For the records below, give the number of lines where the string "about" occurs. Include nothing else.
RECORD EXCERPTS START
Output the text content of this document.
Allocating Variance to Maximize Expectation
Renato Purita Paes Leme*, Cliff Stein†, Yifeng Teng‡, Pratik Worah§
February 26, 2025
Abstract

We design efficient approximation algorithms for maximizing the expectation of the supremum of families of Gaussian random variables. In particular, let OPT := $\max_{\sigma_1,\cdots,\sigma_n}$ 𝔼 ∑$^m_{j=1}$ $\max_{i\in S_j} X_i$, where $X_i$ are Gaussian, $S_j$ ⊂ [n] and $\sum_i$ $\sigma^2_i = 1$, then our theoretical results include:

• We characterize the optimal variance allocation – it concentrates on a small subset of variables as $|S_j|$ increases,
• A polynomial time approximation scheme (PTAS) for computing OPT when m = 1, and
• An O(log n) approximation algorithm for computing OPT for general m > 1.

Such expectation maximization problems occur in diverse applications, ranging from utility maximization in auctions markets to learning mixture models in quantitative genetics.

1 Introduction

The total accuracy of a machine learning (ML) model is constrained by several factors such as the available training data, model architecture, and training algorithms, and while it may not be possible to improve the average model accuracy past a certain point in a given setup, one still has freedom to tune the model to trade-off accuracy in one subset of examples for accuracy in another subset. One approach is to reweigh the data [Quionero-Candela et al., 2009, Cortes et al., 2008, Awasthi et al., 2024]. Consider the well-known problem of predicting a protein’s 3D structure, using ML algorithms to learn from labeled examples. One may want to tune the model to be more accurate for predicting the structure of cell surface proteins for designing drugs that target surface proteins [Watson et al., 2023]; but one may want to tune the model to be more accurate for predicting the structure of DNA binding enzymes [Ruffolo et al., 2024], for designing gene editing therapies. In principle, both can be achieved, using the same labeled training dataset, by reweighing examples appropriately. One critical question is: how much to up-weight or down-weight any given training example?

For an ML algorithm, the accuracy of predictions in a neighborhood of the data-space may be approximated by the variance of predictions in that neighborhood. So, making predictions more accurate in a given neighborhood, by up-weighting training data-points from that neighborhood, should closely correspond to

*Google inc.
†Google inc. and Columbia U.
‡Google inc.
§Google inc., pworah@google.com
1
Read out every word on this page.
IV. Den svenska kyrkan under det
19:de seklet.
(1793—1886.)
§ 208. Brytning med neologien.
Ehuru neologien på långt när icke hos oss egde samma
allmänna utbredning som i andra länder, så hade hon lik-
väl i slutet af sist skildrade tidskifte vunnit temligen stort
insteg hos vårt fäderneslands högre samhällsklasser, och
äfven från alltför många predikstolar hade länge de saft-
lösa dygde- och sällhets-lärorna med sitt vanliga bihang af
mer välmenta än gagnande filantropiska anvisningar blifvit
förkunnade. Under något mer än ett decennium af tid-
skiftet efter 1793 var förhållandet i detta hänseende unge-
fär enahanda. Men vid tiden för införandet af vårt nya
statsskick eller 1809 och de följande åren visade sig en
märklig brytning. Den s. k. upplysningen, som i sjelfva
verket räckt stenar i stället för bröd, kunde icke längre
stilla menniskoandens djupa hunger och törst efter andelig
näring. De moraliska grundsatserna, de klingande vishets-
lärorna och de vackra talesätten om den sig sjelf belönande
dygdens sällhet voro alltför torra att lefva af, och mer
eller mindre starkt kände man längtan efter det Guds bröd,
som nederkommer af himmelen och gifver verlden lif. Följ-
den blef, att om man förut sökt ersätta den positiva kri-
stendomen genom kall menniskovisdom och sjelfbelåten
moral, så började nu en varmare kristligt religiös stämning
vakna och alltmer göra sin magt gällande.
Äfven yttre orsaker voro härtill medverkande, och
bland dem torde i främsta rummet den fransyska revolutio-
RECORD EXCERPTS END
RECORD EXCERPTS START
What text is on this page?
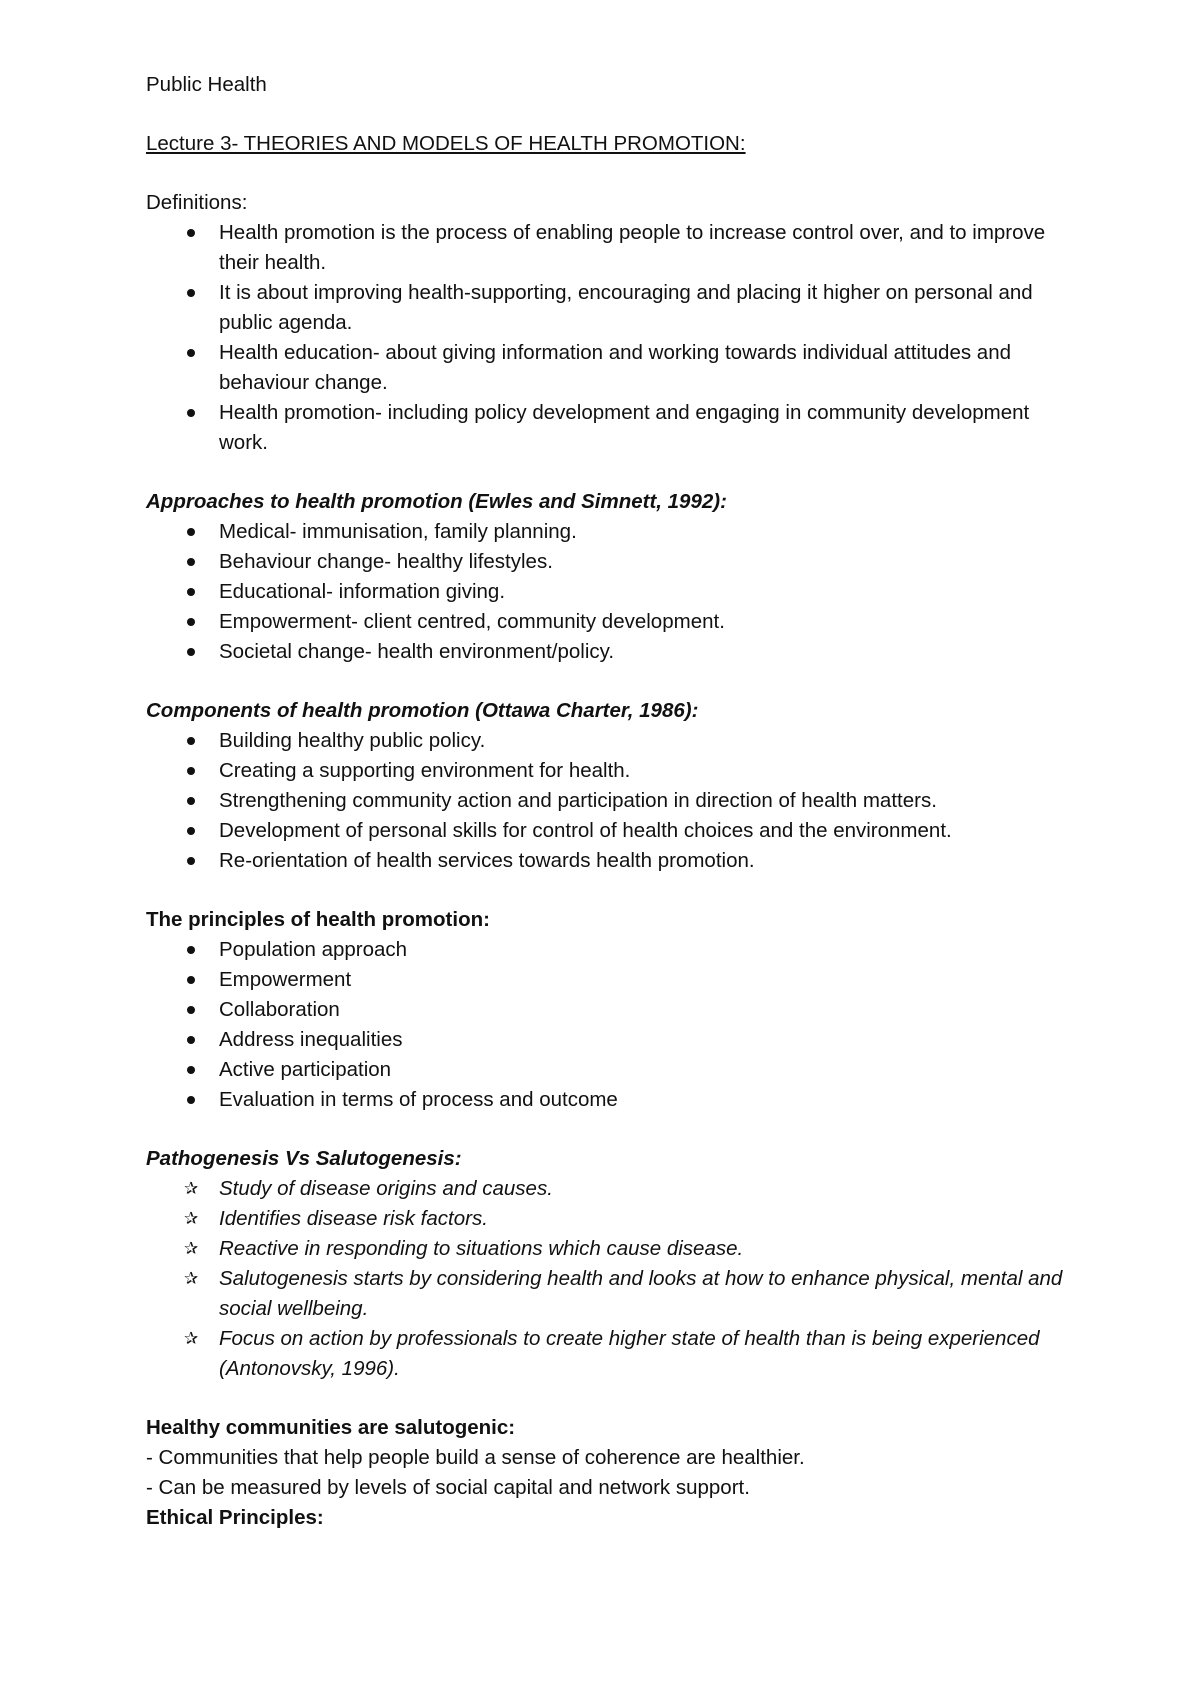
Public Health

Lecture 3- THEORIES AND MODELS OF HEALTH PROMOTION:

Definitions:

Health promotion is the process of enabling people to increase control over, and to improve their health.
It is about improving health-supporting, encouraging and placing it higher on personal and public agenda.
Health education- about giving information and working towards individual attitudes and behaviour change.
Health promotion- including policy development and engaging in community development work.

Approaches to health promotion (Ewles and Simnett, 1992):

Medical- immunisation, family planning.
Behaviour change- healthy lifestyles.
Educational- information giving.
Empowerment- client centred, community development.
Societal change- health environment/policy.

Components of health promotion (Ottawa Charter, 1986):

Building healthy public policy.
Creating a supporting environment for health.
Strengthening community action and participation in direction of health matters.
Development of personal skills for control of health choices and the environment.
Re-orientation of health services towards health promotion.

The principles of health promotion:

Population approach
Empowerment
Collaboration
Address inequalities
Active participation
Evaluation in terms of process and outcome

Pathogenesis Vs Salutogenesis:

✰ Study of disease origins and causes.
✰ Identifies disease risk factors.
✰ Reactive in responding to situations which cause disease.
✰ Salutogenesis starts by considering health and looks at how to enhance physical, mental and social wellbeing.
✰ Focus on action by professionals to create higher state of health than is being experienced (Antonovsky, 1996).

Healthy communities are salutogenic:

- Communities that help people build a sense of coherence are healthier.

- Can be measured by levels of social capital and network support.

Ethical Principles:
RECORD EXCERPTS END
WRITTEN SOLUTION:
2